# Start of Data rows

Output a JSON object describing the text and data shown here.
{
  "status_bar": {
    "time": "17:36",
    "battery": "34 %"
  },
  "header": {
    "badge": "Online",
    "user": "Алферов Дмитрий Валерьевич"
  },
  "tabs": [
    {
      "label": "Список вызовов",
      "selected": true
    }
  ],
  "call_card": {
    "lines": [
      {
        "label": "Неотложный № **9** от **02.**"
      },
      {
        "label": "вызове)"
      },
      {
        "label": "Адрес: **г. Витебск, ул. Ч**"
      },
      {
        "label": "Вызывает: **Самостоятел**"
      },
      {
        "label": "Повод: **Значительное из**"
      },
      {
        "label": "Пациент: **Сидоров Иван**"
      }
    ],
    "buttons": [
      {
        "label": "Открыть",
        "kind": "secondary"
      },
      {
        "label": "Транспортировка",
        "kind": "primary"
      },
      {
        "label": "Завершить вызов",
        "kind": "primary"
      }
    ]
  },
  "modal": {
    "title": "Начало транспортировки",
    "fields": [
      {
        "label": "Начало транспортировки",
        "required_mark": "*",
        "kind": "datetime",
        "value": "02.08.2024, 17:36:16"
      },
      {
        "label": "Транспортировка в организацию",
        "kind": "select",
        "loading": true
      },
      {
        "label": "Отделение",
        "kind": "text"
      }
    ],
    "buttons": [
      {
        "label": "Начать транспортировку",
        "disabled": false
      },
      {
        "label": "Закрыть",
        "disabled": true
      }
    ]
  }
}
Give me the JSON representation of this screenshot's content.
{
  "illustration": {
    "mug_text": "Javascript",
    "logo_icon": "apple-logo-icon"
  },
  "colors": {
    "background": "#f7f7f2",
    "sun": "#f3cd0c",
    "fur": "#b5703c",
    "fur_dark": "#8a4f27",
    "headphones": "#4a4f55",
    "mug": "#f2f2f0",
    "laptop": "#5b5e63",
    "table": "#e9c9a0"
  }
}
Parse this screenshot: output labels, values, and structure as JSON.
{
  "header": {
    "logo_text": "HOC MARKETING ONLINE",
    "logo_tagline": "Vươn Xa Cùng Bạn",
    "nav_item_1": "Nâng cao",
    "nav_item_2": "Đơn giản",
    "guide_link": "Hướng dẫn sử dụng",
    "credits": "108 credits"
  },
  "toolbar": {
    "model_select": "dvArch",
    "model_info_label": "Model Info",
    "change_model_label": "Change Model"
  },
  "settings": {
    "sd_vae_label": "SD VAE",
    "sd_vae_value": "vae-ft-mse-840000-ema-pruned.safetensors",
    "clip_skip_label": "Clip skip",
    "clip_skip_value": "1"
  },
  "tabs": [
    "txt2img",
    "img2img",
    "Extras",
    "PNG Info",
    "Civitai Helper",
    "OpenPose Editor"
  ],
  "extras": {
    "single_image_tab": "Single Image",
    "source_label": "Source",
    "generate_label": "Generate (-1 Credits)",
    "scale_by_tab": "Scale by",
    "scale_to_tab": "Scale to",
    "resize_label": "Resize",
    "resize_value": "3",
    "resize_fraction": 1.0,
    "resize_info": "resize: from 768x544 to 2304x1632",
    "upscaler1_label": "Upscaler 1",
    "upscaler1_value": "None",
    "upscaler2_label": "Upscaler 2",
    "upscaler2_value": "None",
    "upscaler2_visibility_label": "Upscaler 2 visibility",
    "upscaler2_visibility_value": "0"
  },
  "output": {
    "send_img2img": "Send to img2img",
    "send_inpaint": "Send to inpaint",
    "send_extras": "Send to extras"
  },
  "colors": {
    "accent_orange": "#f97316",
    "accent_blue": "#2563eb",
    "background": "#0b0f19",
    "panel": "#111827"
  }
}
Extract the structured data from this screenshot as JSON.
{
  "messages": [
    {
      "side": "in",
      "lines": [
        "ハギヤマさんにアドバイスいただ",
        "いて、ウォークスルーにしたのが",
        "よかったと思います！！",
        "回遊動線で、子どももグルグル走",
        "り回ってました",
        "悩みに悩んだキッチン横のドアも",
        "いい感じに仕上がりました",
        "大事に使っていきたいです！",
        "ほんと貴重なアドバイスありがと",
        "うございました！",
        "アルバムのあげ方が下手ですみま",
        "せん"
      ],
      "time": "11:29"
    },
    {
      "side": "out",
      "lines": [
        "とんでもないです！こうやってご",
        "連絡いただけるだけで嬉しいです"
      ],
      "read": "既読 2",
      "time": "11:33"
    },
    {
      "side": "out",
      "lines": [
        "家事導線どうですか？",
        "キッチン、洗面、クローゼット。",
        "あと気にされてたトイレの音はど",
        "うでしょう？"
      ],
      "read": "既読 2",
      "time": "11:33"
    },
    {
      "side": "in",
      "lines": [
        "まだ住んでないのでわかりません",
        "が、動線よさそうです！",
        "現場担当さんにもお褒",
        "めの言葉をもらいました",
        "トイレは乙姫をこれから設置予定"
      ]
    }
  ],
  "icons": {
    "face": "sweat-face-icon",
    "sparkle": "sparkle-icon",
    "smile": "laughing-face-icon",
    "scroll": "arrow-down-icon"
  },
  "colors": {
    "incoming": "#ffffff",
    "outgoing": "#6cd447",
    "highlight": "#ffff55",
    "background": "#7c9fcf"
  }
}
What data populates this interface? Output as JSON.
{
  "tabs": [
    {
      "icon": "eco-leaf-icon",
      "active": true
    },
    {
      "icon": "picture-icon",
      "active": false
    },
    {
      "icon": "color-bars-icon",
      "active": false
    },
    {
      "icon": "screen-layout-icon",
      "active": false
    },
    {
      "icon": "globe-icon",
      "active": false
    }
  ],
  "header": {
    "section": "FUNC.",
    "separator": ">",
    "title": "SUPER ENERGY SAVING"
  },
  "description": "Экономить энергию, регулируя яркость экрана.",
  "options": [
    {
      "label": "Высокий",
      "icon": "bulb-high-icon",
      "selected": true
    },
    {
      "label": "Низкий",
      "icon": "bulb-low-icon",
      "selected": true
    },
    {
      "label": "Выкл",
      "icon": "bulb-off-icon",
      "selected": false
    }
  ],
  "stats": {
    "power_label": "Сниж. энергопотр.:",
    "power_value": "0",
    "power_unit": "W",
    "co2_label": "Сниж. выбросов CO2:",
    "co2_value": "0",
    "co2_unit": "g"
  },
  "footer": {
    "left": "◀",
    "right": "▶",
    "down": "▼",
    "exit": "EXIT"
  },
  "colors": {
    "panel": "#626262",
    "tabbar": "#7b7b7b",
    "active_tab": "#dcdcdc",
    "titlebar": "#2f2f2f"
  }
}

# End of Data rows

All records above must be set down exactly, please.

The completed task
Output a JSON object describing the text and data shown here.
{
  "status_bar": {
    "time": "17:36",
    "battery": "34 %"
  },
  "header": {
    "badge": "Online",
    "user": "Алферов Дмитрий Валерьевич"
  },
  "tabs": [
    {
      "label": "Список вызовов",
      "selected": true
    }
  ],
  "call_card": {
    "lines": [
      {
        "label": "Неотложный № **9** от **02.**"
      },
      {
        "label": "вызове)"
      },
      {
        "label": "Адрес: **г. Витебск, ул. Ч**"
      },
      {
        "label": "Вызывает: **Самостоятел**"
      },
      {
        "label": "Повод: **Значительное из**"
      },
      {
        "label": "Пациент: **Сидоров Иван**"
      }
    ],
    "buttons": [
      {
        "label": "Открыть",
        "kind": "secondary"
      },
      {
        "label": "Транспортировка",
        "kind": "primary"
      },
      {
        "label": "Завершить вызов",
        "kind": "primary"
      }
    ]
  },
  "modal": {
    "title": "Начало транспортировки",
    "fields": [
      {
        "label": "Начало транспортировки",
        "required_mark": "*",
        "kind": "datetime",
        "value": "02.08.2024, 17:36:16"
      },
      {
        "label": "Транспортировка в организацию",
        "kind": "select",
        "loading": true
      },
      {
        "label": "Отделение",
        "kind": "text"
      }
    ],
    "buttons": [
      {
        "label": "Начать транспортировку",
        "disabled": false
      },
      {
        "label": "Закрыть",
        "disabled": true
      }
    ]
  }
}
Give me the JSON representation of this screenshot's content.
{
  "illustration": {
    "mug_text": "Javascript",
    "logo_icon": "apple-logo-icon"
  },
  "colors": {
    "background": "#f7f7f2",
    "sun": "#f3cd0c",
    "fur": "#b5703c",
    "fur_dark": "#8a4f27",
    "headphones": "#4a4f55",
    "mug": "#f2f2f0",
    "laptop": "#5b5e63",
    "table": "#e9c9a0"
  }
}
Parse this screenshot: output labels, values, and structure as JSON.
{
  "header": {
    "logo_text": "HOC MARKETING ONLINE",
    "logo_tagline": "Vươn Xa Cùng Bạn",
    "nav_item_1": "Nâng cao",
    "nav_item_2": "Đơn giản",
    "guide_link": "Hướng dẫn sử dụng",
    "credits": "108 credits"
  },
  "toolbar": {
    "model_select": "dvArch",
    "model_info_label": "Model Info",
    "change_model_label": "Change Model"
  },
  "settings": {
    "sd_vae_label": "SD VAE",
    "sd_vae_value": "vae-ft-mse-840000-ema-pruned.safetensors",
    "clip_skip_label": "Clip skip",
    "clip_skip_value": "1"
  },
  "tabs": [
    "txt2img",
    "img2img",
    "Extras",
    "PNG Info",
    "Civitai Helper",
    "OpenPose Editor"
  ],
  "extras": {
    "single_image_tab": "Single Image",
    "source_label": "Source",
    "generate_label": "Generate (-1 Credits)",
    "scale_by_tab": "Scale by",
    "scale_to_tab": "Scale to",
    "resize_label": "Resize",
    "resize_value": "3",
    "resize_fraction": 1.0,
    "resize_info": "resize: from 768x544 to 2304x1632",
    "upscaler1_label": "Upscaler 1",
    "upscaler1_value": "None",
    "upscaler2_label": "Upscaler 2",
    "upscaler2_value": "None",
    "upscaler2_visibility_label": "Upscaler 2 visibility",
    "upscaler2_visibility_value": "0"
  },
  "output": {
    "send_img2img": "Send to img2img",
    "send_inpaint": "Send to inpaint",
    "send_extras": "Send to extras"
  },
  "colors": {
    "accent_orange": "#f97316",
    "accent_blue": "#2563eb",
    "background": "#0b0f19",
    "panel": "#111827"
  }
}
Extract the structured data from this screenshot as JSON.
{
  "messages": [
    {
      "side": "in",
      "lines": [
        "ハギヤマさんにアドバイスいただ",
        "いて、ウォークスルーにしたのが",
        "よかったと思います！！",
        "回遊動線で、子どももグルグル走",
        "り回ってました",
        "悩みに悩んだキッチン横のドアも",
        "いい感じに仕上がりました",
        "大事に使っていきたいです！",
        "ほんと貴重なアドバイスありがと",
        "うございました！",
        "アルバムのあげ方が下手ですみま",
        "せん"
      ],
      "time": "11:29"
    },
    {
      "side": "out",
      "lines": [
        "とんでもないです！こうやってご",
        "連絡いただけるだけで嬉しいです"
      ],
      "read": "既読 2",
      "time": "11:33"
    },
    {
      "side": "out",
      "lines": [
        "家事導線どうですか？",
        "キッチン、洗面、クローゼット。",
        "あと気にされてたトイレの音はど",
        "うでしょう？"
      ],
      "read": "既読 2",
      "time": "11:33"
    },
    {
      "side": "in",
      "lines": [
        "まだ住んでないのでわかりません",
        "が、動線よさそうです！",
        "現場担当さんにもお褒",
        "めの言葉をもらいました",
        "トイレは乙姫をこれから設置予定"
      ]
    }
  ],
  "icons": {
    "face": "sweat-face-icon",
    "sparkle": "sparkle-icon",
    "smile": "laughing-face-icon",
    "scroll": "arrow-down-icon"
  },
  "colors": {
    "incoming": "#ffffff",
    "outgoing": "#6cd447",
    "highlight": "#ffff55",
    "background": "#7c9fcf"
  }
}
What data populates this interface? Output as JSON.
{
  "tabs": [
    {
      "icon": "eco-leaf-icon",
      "active": true
    },
    {
      "icon": "picture-icon",
      "active": false
    },
    {
      "icon": "color-bars-icon",
      "active": false
    },
    {
      "icon": "screen-layout-icon",
      "active": false
    },
    {
      "icon": "globe-icon",
      "active": false
    }
  ],
  "header": {
    "section": "FUNC.",
    "separator": ">",
    "title": "SUPER ENERGY SAVING"
  },
  "description": "Экономить энергию, регулируя яркость экрана.",
  "options": [
    {
      "label": "Высокий",
      "icon": "bulb-high-icon",
      "selected": true
    },
    {
      "label": "Низкий",
      "icon": "bulb-low-icon",
      "selected": true
    },
    {
      "label": "Выкл",
      "icon": "bulb-off-icon",
      "selected": false
    }
  ],
  "stats": {
    "power_label": "Сниж. энергопотр.:",
    "power_value": "0",
    "power_unit": "W",
    "co2_label": "Сниж. выбросов CO2:",
    "co2_value": "0",
    "co2_unit": "g"
  },
  "footer": {
    "left": "◀",
    "right": "▶",
    "down": "▼",
    "exit": "EXIT"
  },
  "colors": {
    "panel": "#626262",
    "tabbar": "#7b7b7b",
    "active_tab": "#dcdcdc",
    "titlebar": "#2f2f2f"
  }
}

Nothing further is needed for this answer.